Challenge: Comb the records below for the string "type" and copy each line where it turns up.

+++ Data to process +++

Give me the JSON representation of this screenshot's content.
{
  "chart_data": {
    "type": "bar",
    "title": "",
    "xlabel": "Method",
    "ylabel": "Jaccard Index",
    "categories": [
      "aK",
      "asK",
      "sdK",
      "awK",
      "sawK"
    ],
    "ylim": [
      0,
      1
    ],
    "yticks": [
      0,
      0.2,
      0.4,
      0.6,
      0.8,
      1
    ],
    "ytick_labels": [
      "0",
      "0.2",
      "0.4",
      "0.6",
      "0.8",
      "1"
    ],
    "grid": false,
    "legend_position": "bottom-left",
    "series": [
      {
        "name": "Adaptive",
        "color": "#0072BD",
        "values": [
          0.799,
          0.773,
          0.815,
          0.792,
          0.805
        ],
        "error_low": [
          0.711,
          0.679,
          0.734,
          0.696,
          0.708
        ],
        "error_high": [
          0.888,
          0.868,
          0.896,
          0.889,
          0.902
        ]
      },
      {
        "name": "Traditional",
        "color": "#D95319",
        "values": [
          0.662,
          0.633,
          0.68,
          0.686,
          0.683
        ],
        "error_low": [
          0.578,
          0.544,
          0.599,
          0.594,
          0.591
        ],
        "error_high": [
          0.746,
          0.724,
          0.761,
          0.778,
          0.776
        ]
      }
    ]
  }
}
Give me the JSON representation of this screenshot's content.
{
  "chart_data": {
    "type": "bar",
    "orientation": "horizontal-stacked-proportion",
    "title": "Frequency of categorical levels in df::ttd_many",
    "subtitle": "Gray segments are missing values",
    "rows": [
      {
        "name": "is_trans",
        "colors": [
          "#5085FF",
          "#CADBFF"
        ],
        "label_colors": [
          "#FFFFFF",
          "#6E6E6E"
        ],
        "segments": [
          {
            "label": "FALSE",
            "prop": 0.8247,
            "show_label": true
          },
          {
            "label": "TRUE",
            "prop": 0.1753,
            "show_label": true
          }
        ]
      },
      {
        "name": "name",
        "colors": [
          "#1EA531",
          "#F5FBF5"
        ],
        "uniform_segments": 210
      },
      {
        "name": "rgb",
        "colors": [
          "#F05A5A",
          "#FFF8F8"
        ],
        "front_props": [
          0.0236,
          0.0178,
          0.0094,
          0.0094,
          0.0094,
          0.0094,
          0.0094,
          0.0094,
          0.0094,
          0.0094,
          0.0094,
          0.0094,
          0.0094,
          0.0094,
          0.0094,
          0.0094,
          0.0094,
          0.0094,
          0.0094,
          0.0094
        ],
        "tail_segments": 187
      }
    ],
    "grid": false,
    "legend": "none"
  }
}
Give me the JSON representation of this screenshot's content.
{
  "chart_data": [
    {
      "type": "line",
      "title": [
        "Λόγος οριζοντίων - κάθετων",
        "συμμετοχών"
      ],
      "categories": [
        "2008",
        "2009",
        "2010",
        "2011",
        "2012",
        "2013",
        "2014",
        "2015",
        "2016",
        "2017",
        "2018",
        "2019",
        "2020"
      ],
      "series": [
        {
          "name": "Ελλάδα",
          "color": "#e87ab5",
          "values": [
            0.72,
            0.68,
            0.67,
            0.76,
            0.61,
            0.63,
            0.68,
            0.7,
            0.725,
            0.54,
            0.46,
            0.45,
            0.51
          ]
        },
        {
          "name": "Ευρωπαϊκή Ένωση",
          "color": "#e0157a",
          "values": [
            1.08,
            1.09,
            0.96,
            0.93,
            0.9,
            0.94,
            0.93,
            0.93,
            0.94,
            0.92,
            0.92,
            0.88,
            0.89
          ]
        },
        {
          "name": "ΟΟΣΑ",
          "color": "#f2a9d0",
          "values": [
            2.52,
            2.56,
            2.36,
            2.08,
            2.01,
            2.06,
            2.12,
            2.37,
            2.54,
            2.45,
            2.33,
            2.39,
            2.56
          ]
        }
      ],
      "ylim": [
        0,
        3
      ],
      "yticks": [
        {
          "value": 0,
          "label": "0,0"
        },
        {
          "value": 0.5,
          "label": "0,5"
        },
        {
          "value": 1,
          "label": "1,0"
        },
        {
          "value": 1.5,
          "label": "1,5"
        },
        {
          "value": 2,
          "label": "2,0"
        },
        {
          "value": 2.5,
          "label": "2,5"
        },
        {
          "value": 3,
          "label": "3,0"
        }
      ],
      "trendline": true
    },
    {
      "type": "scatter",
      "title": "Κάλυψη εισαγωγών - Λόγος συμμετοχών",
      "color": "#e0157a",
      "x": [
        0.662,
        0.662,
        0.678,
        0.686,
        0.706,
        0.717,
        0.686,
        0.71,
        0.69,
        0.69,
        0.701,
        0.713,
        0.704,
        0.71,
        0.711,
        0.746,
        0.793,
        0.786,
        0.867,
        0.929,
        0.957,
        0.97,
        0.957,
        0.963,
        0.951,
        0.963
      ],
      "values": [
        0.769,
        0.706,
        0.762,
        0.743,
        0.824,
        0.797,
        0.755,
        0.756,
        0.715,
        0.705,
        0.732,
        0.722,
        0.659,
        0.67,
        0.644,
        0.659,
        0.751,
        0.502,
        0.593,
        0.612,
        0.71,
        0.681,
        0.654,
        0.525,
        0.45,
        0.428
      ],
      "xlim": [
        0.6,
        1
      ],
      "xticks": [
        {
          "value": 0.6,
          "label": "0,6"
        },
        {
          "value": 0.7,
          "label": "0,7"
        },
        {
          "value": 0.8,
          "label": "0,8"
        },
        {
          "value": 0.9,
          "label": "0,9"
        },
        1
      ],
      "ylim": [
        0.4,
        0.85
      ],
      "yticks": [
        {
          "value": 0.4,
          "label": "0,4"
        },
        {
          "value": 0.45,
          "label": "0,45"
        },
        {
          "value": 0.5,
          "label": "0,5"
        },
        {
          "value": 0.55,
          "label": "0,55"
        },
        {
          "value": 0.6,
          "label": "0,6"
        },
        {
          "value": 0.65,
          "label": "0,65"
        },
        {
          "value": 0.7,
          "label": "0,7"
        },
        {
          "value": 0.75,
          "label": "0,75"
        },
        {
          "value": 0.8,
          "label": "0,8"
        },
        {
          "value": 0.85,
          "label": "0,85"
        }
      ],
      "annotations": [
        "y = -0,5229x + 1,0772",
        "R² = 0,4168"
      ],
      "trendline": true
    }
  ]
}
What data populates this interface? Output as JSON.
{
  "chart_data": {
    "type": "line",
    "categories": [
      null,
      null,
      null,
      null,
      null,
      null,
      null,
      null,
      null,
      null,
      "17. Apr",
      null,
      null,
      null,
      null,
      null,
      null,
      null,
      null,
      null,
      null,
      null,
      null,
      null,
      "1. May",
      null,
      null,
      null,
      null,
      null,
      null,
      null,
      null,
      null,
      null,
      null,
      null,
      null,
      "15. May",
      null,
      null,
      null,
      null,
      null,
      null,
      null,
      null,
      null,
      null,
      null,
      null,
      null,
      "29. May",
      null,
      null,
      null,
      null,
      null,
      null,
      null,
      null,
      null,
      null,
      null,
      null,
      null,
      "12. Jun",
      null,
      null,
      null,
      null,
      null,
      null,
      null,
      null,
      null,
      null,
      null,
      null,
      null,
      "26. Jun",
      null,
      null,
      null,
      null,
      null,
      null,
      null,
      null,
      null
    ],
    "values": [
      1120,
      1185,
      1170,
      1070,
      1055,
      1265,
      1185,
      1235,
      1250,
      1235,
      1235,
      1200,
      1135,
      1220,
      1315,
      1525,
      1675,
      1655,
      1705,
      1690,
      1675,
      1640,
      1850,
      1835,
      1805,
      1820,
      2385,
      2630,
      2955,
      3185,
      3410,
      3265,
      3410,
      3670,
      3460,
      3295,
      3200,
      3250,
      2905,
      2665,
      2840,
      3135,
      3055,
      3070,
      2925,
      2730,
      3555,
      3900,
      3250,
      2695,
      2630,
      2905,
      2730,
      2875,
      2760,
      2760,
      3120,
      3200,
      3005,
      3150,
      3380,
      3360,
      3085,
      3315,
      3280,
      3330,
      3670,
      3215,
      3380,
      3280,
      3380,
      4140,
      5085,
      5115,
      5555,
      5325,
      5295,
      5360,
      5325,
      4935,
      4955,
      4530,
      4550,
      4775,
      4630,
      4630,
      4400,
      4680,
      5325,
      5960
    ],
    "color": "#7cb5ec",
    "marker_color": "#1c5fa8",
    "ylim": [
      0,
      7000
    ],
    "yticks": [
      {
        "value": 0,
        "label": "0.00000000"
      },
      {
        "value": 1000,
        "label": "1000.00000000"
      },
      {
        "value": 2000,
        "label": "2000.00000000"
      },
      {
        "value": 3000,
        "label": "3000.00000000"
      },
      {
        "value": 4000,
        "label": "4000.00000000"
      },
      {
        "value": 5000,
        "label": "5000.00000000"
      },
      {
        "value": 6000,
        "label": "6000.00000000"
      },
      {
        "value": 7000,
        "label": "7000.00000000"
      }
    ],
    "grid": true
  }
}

+++

Result for this task:
    "type": "bar",
    "type": "bar",
      "type": "line",
      "type": "scatter",
    "type": "line",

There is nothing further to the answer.